## [THE INPUT]
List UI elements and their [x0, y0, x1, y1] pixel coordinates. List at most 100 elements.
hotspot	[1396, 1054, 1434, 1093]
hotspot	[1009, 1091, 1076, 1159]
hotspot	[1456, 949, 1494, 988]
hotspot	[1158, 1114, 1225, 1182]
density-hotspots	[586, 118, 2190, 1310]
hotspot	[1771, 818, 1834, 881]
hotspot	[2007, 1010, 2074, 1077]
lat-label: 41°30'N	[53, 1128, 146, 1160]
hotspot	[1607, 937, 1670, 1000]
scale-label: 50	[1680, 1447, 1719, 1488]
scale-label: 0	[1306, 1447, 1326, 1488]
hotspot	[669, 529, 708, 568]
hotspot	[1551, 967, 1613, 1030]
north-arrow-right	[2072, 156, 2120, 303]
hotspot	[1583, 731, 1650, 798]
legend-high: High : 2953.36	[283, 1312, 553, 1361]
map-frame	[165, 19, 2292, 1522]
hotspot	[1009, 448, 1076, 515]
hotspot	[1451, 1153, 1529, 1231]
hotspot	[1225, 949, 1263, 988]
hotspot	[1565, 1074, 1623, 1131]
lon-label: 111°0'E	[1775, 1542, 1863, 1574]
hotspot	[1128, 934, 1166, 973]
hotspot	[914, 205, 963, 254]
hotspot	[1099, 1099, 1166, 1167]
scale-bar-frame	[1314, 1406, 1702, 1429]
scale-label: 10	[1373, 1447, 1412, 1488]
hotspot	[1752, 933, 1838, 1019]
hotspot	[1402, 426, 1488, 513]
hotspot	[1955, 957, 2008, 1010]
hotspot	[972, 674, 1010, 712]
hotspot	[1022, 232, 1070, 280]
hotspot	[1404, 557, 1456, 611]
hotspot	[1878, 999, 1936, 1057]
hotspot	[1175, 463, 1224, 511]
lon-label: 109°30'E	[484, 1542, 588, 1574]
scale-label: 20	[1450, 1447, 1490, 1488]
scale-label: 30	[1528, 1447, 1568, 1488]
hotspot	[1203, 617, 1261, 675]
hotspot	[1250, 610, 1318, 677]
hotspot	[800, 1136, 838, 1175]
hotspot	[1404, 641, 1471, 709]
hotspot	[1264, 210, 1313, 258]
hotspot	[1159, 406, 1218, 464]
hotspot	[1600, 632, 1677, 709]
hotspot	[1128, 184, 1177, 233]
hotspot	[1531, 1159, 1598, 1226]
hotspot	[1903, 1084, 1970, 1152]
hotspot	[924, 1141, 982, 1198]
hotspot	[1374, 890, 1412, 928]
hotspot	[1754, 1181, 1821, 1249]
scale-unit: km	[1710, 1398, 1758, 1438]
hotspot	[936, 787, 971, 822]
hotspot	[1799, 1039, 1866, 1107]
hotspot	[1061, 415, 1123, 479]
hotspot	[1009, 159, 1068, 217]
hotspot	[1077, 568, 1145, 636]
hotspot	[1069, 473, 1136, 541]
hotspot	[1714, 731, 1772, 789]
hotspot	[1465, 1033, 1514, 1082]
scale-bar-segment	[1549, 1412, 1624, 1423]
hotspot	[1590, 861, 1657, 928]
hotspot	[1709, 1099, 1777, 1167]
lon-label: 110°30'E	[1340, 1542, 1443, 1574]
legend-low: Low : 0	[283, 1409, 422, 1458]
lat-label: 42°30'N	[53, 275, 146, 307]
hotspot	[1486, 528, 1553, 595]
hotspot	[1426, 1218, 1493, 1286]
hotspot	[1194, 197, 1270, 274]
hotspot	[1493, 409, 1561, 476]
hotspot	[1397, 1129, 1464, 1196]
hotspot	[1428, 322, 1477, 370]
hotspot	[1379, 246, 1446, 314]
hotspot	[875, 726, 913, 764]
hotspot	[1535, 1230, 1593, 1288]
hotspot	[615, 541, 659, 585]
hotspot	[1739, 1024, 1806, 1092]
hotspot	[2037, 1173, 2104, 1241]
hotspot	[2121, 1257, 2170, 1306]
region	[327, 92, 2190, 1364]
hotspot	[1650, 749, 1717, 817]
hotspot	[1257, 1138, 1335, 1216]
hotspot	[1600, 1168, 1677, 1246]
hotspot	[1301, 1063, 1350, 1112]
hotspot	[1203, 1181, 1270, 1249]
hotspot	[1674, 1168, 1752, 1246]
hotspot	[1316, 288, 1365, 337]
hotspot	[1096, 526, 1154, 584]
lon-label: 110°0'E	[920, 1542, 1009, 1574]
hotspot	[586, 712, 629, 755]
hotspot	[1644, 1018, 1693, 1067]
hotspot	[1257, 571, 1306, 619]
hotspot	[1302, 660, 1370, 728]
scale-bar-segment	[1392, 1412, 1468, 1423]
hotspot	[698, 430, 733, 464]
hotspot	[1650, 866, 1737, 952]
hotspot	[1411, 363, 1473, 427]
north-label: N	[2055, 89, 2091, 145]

## [WHAT TO WORK ON]
Please copy every line of the items above, character for character, without changing anything.

## [TASK SOLUTION]
List UI elements and their [x0, y0, x1, y1] pixel coordinates. List at most 100 elements.
hotspot	[1396, 1054, 1434, 1093]
hotspot	[1009, 1091, 1076, 1159]
hotspot	[1456, 949, 1494, 988]
hotspot	[1158, 1114, 1225, 1182]
density-hotspots	[586, 118, 2190, 1310]
hotspot	[1771, 818, 1834, 881]
hotspot	[2007, 1010, 2074, 1077]
lat-label: 41°30'N	[53, 1128, 146, 1160]
hotspot	[1607, 937, 1670, 1000]
scale-label: 50	[1680, 1447, 1719, 1488]
scale-label: 0	[1306, 1447, 1326, 1488]
hotspot	[669, 529, 708, 568]
hotspot	[1551, 967, 1613, 1030]
north-arrow-right	[2072, 156, 2120, 303]
hotspot	[1583, 731, 1650, 798]
legend-high: High : 2953.36	[283, 1312, 553, 1361]
map-frame	[165, 19, 2292, 1522]
hotspot	[1009, 448, 1076, 515]
hotspot	[1451, 1153, 1529, 1231]
hotspot	[1225, 949, 1263, 988]
hotspot	[1565, 1074, 1623, 1131]
lon-label: 111°0'E	[1775, 1542, 1863, 1574]
hotspot	[1128, 934, 1166, 973]
hotspot	[914, 205, 963, 254]
hotspot	[1099, 1099, 1166, 1167]
scale-bar-frame	[1314, 1406, 1702, 1429]
scale-label: 10	[1373, 1447, 1412, 1488]
hotspot	[1752, 933, 1838, 1019]
hotspot	[1402, 426, 1488, 513]
hotspot	[1955, 957, 2008, 1010]
hotspot	[972, 674, 1010, 712]
hotspot	[1022, 232, 1070, 280]
hotspot	[1404, 557, 1456, 611]
hotspot	[1878, 999, 1936, 1057]
hotspot	[1175, 463, 1224, 511]
lon-label: 109°30'E	[484, 1542, 588, 1574]
scale-label: 20	[1450, 1447, 1490, 1488]
scale-label: 30	[1528, 1447, 1568, 1488]
hotspot	[1203, 617, 1261, 675]
hotspot	[1250, 610, 1318, 677]
hotspot	[800, 1136, 838, 1175]
hotspot	[1404, 641, 1471, 709]
hotspot	[1264, 210, 1313, 258]
hotspot	[1159, 406, 1218, 464]
hotspot	[1600, 632, 1677, 709]
hotspot	[1128, 184, 1177, 233]
hotspot	[1531, 1159, 1598, 1226]
hotspot	[1903, 1084, 1970, 1152]
hotspot	[924, 1141, 982, 1198]
hotspot	[1374, 890, 1412, 928]
hotspot	[1754, 1181, 1821, 1249]
scale-unit: km	[1710, 1398, 1758, 1438]
hotspot	[936, 787, 971, 822]
hotspot	[1799, 1039, 1866, 1107]
hotspot	[1061, 415, 1123, 479]
hotspot	[1009, 159, 1068, 217]
hotspot	[1077, 568, 1145, 636]
hotspot	[1069, 473, 1136, 541]
hotspot	[1714, 731, 1772, 789]
hotspot	[1465, 1033, 1514, 1082]
scale-bar-segment	[1549, 1412, 1624, 1423]
hotspot	[1590, 861, 1657, 928]
hotspot	[1709, 1099, 1777, 1167]
lon-label: 110°30'E	[1340, 1542, 1443, 1574]
legend-low: Low : 0	[283, 1409, 422, 1458]
lat-label: 42°30'N	[53, 275, 146, 307]
hotspot	[1486, 528, 1553, 595]
hotspot	[1426, 1218, 1493, 1286]
hotspot	[1194, 197, 1270, 274]
hotspot	[1493, 409, 1561, 476]
hotspot	[1397, 1129, 1464, 1196]
hotspot	[1428, 322, 1477, 370]
hotspot	[1379, 246, 1446, 314]
hotspot	[875, 726, 913, 764]
hotspot	[1535, 1230, 1593, 1288]
hotspot	[615, 541, 659, 585]
hotspot	[1739, 1024, 1806, 1092]
hotspot	[2037, 1173, 2104, 1241]
hotspot	[2121, 1257, 2170, 1306]
region	[327, 92, 2190, 1364]
hotspot	[1650, 749, 1717, 817]
hotspot	[1257, 1138, 1335, 1216]
hotspot	[1600, 1168, 1677, 1246]
hotspot	[1301, 1063, 1350, 1112]
hotspot	[1203, 1181, 1270, 1249]
hotspot	[1674, 1168, 1752, 1246]
hotspot	[1316, 288, 1365, 337]
hotspot	[1096, 526, 1154, 584]
lon-label: 110°0'E	[920, 1542, 1009, 1574]
hotspot	[586, 712, 629, 755]
hotspot	[1644, 1018, 1693, 1067]
hotspot	[1257, 571, 1306, 619]
hotspot	[1302, 660, 1370, 728]
scale-bar-segment	[1392, 1412, 1468, 1423]
hotspot	[698, 430, 733, 464]
hotspot	[1650, 866, 1737, 952]
hotspot	[1411, 363, 1473, 427]
north-label: N	[2055, 89, 2091, 145]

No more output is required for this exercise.